Task details: Look through the material below. Copy each line that contains the string "compressive".

Supplied records:
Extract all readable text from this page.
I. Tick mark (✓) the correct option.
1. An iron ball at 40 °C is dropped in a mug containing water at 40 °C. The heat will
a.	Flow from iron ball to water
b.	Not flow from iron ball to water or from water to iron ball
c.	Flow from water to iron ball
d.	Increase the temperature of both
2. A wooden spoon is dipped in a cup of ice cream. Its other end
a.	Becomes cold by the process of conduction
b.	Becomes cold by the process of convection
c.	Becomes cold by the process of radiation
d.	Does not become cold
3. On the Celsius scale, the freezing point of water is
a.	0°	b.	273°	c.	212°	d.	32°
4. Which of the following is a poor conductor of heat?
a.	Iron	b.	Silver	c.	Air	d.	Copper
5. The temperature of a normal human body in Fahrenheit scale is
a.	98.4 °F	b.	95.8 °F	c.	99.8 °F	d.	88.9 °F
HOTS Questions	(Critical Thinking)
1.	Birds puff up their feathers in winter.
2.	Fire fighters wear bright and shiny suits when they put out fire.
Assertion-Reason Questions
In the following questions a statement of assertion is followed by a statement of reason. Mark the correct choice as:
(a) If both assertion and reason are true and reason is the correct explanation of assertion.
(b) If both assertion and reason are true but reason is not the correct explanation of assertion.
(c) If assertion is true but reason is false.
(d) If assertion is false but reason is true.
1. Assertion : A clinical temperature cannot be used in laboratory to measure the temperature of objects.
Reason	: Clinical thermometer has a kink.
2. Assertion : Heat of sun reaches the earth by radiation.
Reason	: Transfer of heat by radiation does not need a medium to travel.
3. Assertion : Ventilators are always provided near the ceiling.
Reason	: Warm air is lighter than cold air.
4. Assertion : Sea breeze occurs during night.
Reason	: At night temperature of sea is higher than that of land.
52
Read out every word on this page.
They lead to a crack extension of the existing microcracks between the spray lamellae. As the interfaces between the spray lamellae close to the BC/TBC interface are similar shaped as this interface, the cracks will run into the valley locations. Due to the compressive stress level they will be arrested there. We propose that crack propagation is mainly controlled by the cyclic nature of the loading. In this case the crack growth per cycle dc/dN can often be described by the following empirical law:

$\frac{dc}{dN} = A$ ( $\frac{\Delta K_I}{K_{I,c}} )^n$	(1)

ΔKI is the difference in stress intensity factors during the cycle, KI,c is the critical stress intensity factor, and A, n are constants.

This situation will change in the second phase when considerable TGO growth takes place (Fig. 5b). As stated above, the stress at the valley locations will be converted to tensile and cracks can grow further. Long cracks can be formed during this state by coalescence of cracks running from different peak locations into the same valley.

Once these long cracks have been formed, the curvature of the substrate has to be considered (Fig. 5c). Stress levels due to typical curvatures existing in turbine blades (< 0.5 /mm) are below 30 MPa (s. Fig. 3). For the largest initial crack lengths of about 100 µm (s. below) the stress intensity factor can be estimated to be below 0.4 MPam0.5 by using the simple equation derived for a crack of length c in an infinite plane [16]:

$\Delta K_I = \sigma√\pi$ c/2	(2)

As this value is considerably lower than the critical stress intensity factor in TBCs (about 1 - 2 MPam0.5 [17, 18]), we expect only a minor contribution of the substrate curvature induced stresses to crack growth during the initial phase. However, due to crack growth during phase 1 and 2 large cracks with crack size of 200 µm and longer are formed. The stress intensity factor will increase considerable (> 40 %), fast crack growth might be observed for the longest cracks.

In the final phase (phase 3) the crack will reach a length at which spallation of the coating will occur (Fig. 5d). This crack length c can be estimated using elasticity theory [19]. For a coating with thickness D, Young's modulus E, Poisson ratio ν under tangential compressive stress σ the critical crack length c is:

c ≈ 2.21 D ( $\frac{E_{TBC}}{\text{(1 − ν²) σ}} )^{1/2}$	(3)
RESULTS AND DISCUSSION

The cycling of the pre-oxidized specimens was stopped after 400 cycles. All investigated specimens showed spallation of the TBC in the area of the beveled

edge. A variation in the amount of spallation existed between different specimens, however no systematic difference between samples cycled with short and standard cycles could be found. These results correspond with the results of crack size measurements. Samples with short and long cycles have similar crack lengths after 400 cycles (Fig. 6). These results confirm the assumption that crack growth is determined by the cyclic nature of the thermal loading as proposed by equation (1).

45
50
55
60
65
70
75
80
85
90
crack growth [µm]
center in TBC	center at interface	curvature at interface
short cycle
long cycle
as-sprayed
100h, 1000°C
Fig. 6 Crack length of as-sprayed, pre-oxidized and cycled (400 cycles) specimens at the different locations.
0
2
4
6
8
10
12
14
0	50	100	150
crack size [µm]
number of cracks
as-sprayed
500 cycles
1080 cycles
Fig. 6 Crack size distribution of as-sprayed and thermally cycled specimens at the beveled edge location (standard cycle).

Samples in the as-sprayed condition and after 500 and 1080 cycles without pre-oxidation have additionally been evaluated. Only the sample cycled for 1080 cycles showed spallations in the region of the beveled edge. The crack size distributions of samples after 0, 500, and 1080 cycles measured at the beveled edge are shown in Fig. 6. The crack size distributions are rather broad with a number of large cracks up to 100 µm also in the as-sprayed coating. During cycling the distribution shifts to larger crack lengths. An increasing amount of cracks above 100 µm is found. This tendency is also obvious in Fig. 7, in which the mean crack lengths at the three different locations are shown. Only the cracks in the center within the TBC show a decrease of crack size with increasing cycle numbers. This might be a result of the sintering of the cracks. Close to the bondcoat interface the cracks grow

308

--

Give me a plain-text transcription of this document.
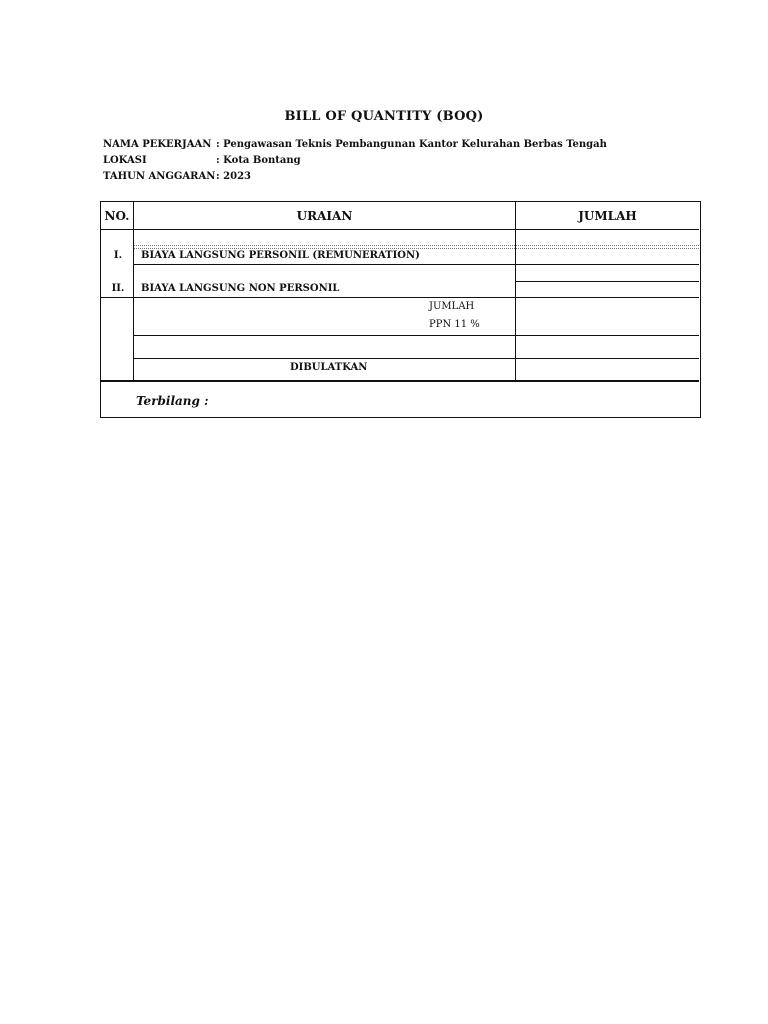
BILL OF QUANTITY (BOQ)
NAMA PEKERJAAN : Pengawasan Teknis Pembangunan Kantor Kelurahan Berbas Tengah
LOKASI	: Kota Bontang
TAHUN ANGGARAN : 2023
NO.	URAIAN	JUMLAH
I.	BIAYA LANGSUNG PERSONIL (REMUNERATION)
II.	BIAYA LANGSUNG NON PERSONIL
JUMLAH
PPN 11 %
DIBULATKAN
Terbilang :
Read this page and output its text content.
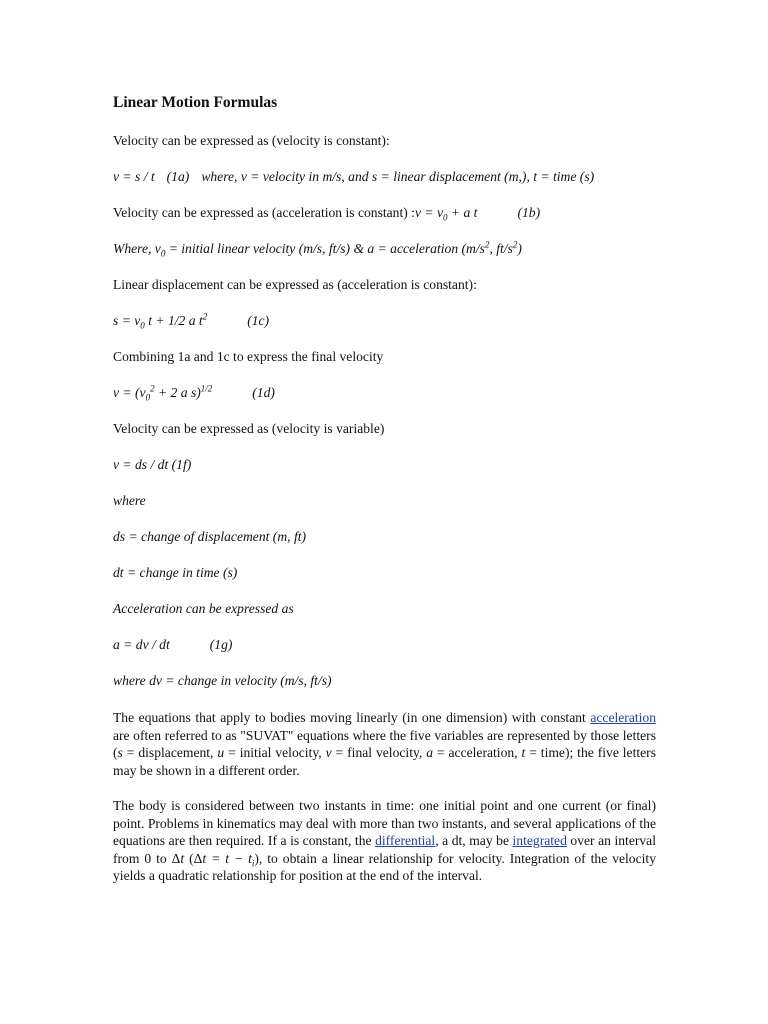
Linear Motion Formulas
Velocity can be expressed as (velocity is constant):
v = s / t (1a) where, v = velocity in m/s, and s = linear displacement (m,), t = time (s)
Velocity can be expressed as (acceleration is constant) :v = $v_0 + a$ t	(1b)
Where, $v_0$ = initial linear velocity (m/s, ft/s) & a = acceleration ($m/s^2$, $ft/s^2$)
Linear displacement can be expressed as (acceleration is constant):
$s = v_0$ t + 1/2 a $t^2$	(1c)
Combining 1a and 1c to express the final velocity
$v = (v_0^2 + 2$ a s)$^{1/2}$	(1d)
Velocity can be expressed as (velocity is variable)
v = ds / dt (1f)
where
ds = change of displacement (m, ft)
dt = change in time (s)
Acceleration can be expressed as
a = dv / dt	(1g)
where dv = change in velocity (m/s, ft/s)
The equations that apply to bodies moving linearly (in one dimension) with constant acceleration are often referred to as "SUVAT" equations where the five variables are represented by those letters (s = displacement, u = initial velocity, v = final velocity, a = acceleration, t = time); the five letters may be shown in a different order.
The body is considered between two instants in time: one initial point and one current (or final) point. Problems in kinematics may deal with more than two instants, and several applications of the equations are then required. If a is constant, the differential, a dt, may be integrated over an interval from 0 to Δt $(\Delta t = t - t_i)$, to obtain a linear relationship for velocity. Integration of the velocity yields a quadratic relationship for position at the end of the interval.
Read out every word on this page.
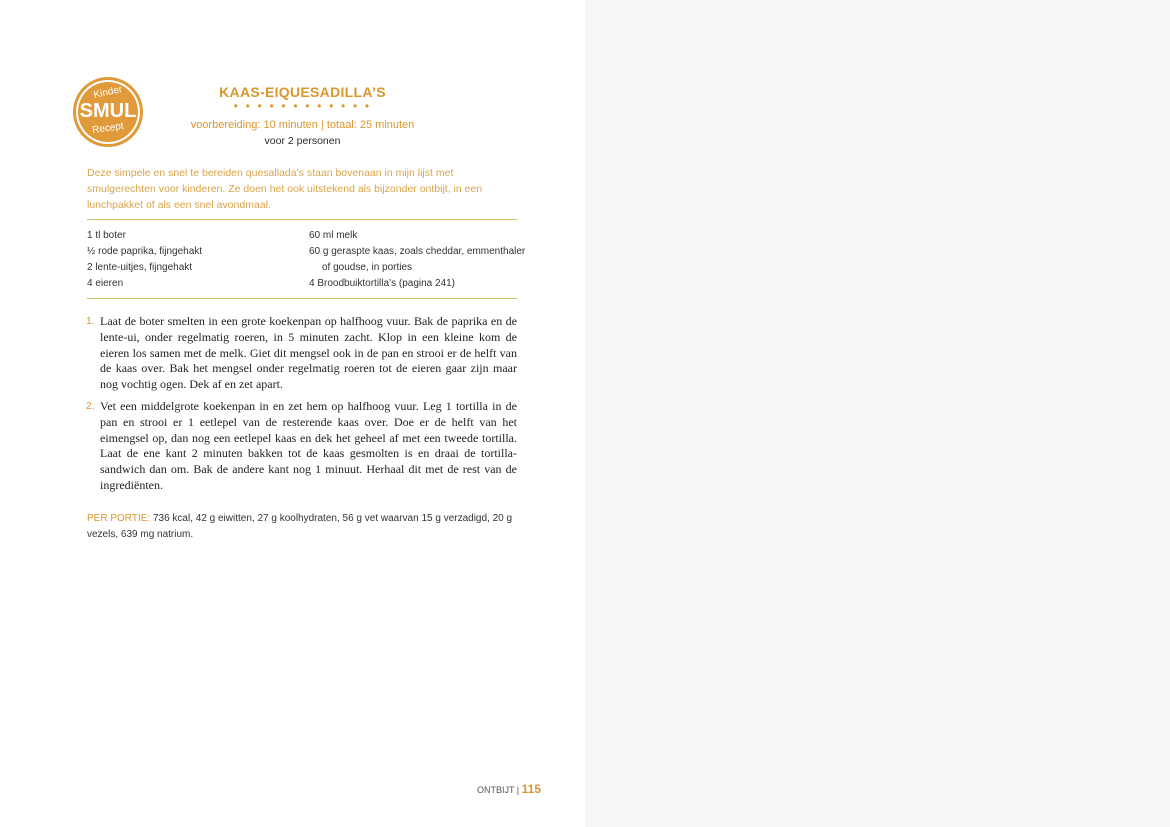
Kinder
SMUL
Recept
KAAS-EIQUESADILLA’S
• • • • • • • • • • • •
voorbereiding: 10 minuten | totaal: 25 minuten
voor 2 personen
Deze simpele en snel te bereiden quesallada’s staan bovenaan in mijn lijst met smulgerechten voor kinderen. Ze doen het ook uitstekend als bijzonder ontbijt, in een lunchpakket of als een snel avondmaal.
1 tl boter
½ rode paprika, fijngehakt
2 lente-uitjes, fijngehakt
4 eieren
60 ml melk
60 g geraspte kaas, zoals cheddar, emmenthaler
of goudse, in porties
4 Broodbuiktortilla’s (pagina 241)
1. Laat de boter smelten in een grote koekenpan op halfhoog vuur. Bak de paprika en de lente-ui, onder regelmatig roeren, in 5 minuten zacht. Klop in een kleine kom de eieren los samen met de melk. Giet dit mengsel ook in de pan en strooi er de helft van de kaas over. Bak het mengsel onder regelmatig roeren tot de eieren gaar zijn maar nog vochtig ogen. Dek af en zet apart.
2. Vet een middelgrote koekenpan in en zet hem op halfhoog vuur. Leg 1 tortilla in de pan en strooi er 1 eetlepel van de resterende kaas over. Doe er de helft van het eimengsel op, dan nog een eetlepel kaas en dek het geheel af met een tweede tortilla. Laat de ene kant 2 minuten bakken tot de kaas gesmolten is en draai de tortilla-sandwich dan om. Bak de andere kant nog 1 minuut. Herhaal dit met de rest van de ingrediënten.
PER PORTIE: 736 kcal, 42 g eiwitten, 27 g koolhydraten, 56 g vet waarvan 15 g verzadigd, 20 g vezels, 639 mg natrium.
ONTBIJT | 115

Exercise solution:
They lead to a crack extension of the existing microcracks between the spray lamellae. As the interfaces between the spray lamellae close to the BC/TBC interface are similar shaped as this interface, the cracks will run into the valley locations. Due to the compressive stress level they will be arrested there. We propose that crack propagation is mainly controlled by the cyclic nature of the loading. In this case the crack growth per cycle dc/dN can often be described by the following empirical law:
In the final phase (phase 3) the crack will reach a length at which spallation of the coating will occur (Fig. 5d). This crack length c can be estimated using elasticity theory [19]. For a coating with thickness D, Young's modulus E, Poisson ratio ν under tangential compressive stress σ the critical crack length c is:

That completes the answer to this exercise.